## Données de coordonnées de mise en page:
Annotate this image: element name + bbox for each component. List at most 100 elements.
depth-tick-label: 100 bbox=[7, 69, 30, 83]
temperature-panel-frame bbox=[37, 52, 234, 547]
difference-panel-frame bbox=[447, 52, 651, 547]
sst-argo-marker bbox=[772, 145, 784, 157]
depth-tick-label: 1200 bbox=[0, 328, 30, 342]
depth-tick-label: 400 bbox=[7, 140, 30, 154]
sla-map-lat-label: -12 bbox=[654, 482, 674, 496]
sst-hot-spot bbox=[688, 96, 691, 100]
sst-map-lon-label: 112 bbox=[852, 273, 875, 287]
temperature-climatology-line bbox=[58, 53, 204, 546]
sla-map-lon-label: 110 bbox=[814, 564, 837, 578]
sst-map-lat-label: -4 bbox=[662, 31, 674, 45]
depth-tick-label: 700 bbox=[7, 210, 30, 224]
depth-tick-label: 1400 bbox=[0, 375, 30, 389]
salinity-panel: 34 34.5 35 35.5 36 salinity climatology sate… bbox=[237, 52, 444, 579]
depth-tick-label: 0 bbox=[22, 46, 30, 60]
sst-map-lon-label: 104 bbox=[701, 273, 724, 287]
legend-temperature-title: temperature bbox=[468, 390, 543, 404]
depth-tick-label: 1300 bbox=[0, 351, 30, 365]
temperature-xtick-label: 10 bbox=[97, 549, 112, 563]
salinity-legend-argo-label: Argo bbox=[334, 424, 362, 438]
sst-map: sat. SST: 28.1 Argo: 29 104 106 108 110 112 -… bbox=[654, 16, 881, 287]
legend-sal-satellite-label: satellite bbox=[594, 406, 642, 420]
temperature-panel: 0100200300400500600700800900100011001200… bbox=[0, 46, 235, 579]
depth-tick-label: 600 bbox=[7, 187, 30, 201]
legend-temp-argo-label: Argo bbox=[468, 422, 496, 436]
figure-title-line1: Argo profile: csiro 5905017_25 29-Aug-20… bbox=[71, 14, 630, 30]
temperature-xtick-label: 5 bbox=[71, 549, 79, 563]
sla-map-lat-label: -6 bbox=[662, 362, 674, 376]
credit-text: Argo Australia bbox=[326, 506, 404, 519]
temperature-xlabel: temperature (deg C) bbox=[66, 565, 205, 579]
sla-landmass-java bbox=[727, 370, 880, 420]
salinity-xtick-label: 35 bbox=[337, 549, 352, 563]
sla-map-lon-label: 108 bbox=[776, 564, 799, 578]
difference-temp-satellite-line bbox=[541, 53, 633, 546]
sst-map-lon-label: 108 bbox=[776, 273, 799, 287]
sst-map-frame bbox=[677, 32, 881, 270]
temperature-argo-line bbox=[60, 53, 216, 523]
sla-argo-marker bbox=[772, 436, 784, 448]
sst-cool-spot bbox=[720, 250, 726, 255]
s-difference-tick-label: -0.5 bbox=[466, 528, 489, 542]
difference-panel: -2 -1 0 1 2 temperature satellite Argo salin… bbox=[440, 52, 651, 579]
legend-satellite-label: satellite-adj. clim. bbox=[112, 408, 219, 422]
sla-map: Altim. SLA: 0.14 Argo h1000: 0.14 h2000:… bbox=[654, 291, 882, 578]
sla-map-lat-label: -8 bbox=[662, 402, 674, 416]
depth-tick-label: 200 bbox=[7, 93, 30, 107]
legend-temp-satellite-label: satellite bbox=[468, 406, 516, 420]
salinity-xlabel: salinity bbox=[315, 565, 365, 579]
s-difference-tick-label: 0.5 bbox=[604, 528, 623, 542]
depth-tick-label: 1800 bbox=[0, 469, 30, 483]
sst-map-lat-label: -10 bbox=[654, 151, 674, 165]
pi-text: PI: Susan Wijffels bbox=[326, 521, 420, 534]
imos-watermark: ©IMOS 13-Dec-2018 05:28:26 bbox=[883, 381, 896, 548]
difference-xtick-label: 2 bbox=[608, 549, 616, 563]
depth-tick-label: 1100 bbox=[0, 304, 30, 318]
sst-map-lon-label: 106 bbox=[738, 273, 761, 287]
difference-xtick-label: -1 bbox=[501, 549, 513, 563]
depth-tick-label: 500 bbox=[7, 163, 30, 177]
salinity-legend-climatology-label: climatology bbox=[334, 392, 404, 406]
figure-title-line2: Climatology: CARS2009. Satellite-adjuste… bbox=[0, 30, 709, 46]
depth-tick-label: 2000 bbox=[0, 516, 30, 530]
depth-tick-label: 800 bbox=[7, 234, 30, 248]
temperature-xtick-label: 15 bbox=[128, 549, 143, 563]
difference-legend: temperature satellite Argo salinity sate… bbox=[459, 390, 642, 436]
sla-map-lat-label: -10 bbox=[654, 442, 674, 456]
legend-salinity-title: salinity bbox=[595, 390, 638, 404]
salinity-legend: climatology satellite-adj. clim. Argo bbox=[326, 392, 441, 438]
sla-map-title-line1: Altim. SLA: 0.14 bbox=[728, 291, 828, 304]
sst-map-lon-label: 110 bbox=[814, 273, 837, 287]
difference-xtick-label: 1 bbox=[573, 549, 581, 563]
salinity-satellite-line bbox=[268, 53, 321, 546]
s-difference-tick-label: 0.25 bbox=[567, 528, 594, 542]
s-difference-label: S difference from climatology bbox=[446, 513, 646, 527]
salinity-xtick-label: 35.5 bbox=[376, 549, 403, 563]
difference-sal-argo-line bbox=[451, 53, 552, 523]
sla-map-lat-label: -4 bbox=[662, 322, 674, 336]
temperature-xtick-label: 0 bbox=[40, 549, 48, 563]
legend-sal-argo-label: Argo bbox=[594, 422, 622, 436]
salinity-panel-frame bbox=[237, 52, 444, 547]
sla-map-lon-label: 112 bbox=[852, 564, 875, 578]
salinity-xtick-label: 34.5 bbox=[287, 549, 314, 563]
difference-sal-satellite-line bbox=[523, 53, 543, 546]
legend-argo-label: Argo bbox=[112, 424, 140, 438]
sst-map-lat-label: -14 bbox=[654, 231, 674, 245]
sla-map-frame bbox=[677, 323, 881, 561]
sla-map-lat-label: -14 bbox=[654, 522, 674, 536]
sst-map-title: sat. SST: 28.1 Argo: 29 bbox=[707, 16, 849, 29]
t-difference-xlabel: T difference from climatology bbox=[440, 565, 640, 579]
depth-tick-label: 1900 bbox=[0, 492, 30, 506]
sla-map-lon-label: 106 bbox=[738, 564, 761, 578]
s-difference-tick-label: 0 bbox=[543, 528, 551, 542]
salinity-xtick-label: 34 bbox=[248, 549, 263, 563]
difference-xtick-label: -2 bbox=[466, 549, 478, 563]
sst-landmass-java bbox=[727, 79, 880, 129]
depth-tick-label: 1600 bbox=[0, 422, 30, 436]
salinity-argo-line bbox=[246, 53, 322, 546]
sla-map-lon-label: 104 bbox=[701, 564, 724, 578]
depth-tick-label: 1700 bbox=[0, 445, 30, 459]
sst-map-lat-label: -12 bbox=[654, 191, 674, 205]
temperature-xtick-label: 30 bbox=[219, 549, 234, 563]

## Travail demandé:
Pourriez-vous mettre toutes les lignes des données ci-dessus sous forme de liste numérotée, sans les lignes vides ?

## Réponse:
1. Annotate this image: element name + bbox for each component. List at most 100 elements.
2. depth-tick-label: 100 bbox=[7, 69, 30, 83]
3. temperature-panel-frame bbox=[37, 52, 234, 547]
4. difference-panel-frame bbox=[447, 52, 651, 547]
5. sst-argo-marker bbox=[772, 145, 784, 157]
6. depth-tick-label: 1200 bbox=[0, 328, 30, 342]
7. depth-tick-label: 400 bbox=[7, 140, 30, 154]
8. sla-map-lat-label: -12 bbox=[654, 482, 674, 496]
9. sst-hot-spot bbox=[688, 96, 691, 100]
10. sst-map-lon-label: 112 bbox=[852, 273, 875, 287]
11. temperature-climatology-line bbox=[58, 53, 204, 546]
12. sla-map-lon-label: 110 bbox=[814, 564, 837, 578]
13. sst-map-lat-label: -4 bbox=[662, 31, 674, 45]
14. depth-tick-label: 700 bbox=[7, 210, 30, 224]
15. depth-tick-label: 1400 bbox=[0, 375, 30, 389]
16. salinity-panel: 34 34.5 35 35.5 36 salinity climatology sate… bbox=[237, 52, 444, 579]
17. depth-tick-label: 0 bbox=[22, 46, 30, 60]
18. sst-map-lon-label: 104 bbox=[701, 273, 724, 287]
19. legend-temperature-title: temperature bbox=[468, 390, 543, 404]
20. depth-tick-label: 1300 bbox=[0, 351, 30, 365]
21. temperature-xtick-label: 10 bbox=[97, 549, 112, 563]
22. salinity-legend-argo-label: Argo bbox=[334, 424, 362, 438]
23. sst-map: sat. SST: 28.1 Argo: 29 104 106 108 110 112 -… bbox=[654, 16, 881, 287]
24. legend-sal-satellite-label: satellite bbox=[594, 406, 642, 420]
25. temperature-panel: 0100200300400500600700800900100011001200… bbox=[0, 46, 235, 579]
26. depth-tick-label: 600 bbox=[7, 187, 30, 201]
27. legend-temp-argo-label: Argo bbox=[468, 422, 496, 436]
28. figure-title-line1: Argo profile: csiro 5905017_25 29-Aug-20… bbox=[71, 14, 630, 30]
29. temperature-xtick-label: 5 bbox=[71, 549, 79, 563]
30. sla-map-lat-label: -6 bbox=[662, 362, 674, 376]
31. credit-text: Argo Australia bbox=[326, 506, 404, 519]
32. temperature-xlabel: temperature (deg C) bbox=[66, 565, 205, 579]
33. sla-landmass-java bbox=[727, 370, 880, 420]
34. salinity-xtick-label: 35 bbox=[337, 549, 352, 563]
35. sla-map-lon-label: 108 bbox=[776, 564, 799, 578]
36. difference-temp-satellite-line bbox=[541, 53, 633, 546]
37. sst-map-lon-label: 108 bbox=[776, 273, 799, 287]
38. sst-map-frame bbox=[677, 32, 881, 270]
39. temperature-argo-line bbox=[60, 53, 216, 523]
40. sla-argo-marker bbox=[772, 436, 784, 448]
41. sst-cool-spot bbox=[720, 250, 726, 255]
42. s-difference-tick-label: -0.5 bbox=[466, 528, 489, 542]
43. difference-panel: -2 -1 0 1 2 temperature satellite Argo salin… bbox=[440, 52, 651, 579]
44. legend-satellite-label: satellite-adj. clim. bbox=[112, 408, 219, 422]
45. sla-map: Altim. SLA: 0.14 Argo h1000: 0.14 h2000:… bbox=[654, 291, 882, 578]
46. sla-map-lat-label: -8 bbox=[662, 402, 674, 416]
47. depth-tick-label: 200 bbox=[7, 93, 30, 107]
48. legend-temp-satellite-label: satellite bbox=[468, 406, 516, 420]
49. salinity-xlabel: salinity bbox=[315, 565, 365, 579]
50. s-difference-tick-label: 0.5 bbox=[604, 528, 623, 542]
51. depth-tick-label: 1800 bbox=[0, 469, 30, 483]
52. sst-map-lat-label: -10 bbox=[654, 151, 674, 165]
53. pi-text: PI: Susan Wijffels bbox=[326, 521, 420, 534]
54. imos-watermark: ©IMOS 13-Dec-2018 05:28:26 bbox=[883, 381, 896, 548]
55. difference-xtick-label: 2 bbox=[608, 549, 616, 563]
56. depth-tick-label: 1100 bbox=[0, 304, 30, 318]
57. sst-map-lon-label: 106 bbox=[738, 273, 761, 287]
58. difference-xtick-label: -1 bbox=[501, 549, 513, 563]
59. depth-tick-label: 500 bbox=[7, 163, 30, 177]
60. salinity-legend-climatology-label: climatology bbox=[334, 392, 404, 406]
61. figure-title-line2: Climatology: CARS2009. Satellite-adjuste… bbox=[0, 30, 709, 46]
62. depth-tick-label: 2000 bbox=[0, 516, 30, 530]
63. depth-tick-label: 800 bbox=[7, 234, 30, 248]
64. temperature-xtick-label: 15 bbox=[128, 549, 143, 563]
65. difference-legend: temperature satellite Argo salinity sate… bbox=[459, 390, 642, 436]
66. sla-map-lat-label: -10 bbox=[654, 442, 674, 456]
67. legend-salinity-title: salinity bbox=[595, 390, 638, 404]
68. salinity-legend: climatology satellite-adj. clim. Argo bbox=[326, 392, 441, 438]
69. sla-map-title-line1: Altim. SLA: 0.14 bbox=[728, 291, 828, 304]
70. sst-map-lon-label: 110 bbox=[814, 273, 837, 287]
71. difference-xtick-label: 1 bbox=[573, 549, 581, 563]
72. salinity-satellite-line bbox=[268, 53, 321, 546]
73. s-difference-tick-label: 0.25 bbox=[567, 528, 594, 542]
74. s-difference-label: S difference from climatology bbox=[446, 513, 646, 527]
75. salinity-xtick-label: 35.5 bbox=[376, 549, 403, 563]
76. difference-sal-argo-line bbox=[451, 53, 552, 523]
77. sla-map-lat-label: -4 bbox=[662, 322, 674, 336]
78. temperature-xtick-label: 0 bbox=[40, 549, 48, 563]
79. legend-sal-argo-label: Argo bbox=[594, 422, 622, 436]
80. salinity-panel-frame bbox=[237, 52, 444, 547]
81. sla-map-lon-label: 112 bbox=[852, 564, 875, 578]
82. salinity-xtick-label: 34.5 bbox=[287, 549, 314, 563]
83. difference-sal-satellite-line bbox=[523, 53, 543, 546]
84. legend-argo-label: Argo bbox=[112, 424, 140, 438]
85. sst-map-lat-label: -14 bbox=[654, 231, 674, 245]
86. sla-map-frame bbox=[677, 323, 881, 561]
87. sla-map-lat-label: -14 bbox=[654, 522, 674, 536]
88. sst-map-title: sat. SST: 28.1 Argo: 29 bbox=[707, 16, 849, 29]
89. t-difference-xlabel: T difference from climatology bbox=[440, 565, 640, 579]
90. depth-tick-label: 1900 bbox=[0, 492, 30, 506]
91. sla-map-lon-label: 106 bbox=[738, 564, 761, 578]
92. s-difference-tick-label: 0 bbox=[543, 528, 551, 542]
93. salinity-xtick-label: 34 bbox=[248, 549, 263, 563]
94. difference-xtick-label: -2 bbox=[466, 549, 478, 563]
95. sst-landmass-java bbox=[727, 79, 880, 129]
96. depth-tick-label: 1600 bbox=[0, 422, 30, 436]
97. salinity-argo-line bbox=[246, 53, 322, 546]
98. sla-map-lon-label: 104 bbox=[701, 564, 724, 578]
99. depth-tick-label: 1700 bbox=[0, 445, 30, 459]
100. sst-map-lat-label: -12 bbox=[654, 191, 674, 205]
101. temperature-xtick-label: 30 bbox=[219, 549, 234, 563]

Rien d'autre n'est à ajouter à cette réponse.